Update the listing below by replacing every instance of "nodal" with "mesh", and keep all other text the same.

## RAW DATA
— Start —

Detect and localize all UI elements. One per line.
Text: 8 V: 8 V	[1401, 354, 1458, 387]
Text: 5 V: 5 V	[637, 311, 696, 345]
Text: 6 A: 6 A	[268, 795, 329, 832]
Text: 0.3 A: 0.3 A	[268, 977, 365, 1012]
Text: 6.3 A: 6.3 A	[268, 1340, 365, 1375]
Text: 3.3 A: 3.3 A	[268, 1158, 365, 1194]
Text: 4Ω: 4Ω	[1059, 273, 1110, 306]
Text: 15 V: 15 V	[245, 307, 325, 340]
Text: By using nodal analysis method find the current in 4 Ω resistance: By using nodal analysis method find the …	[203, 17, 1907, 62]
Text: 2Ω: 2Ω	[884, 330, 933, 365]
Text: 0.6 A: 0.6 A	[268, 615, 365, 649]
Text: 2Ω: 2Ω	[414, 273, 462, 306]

— End —

## THE SOLUTION
Detect and localize all UI elements. One per line.
Text: 8 V: 8 V	[1401, 354, 1458, 387]
Text: 5 V: 5 V	[637, 311, 696, 345]
Text: 6 A: 6 A	[268, 795, 329, 832]
Text: 0.3 A: 0.3 A	[268, 977, 365, 1012]
Text: 6.3 A: 6.3 A	[268, 1340, 365, 1375]
Text: 3.3 A: 3.3 A	[268, 1158, 365, 1194]
Text: 4Ω: 4Ω	[1059, 273, 1110, 306]
Text: 15 V: 15 V	[245, 307, 325, 340]
Text: By using mesh analysis method find the current in 4 Ω resistance: By using mesh analysis method find the …	[203, 17, 1907, 62]
Text: 2Ω: 2Ω	[884, 330, 933, 365]
Text: 0.6 A: 0.6 A	[268, 615, 365, 649]
Text: 2Ω: 2Ω	[414, 273, 462, 306]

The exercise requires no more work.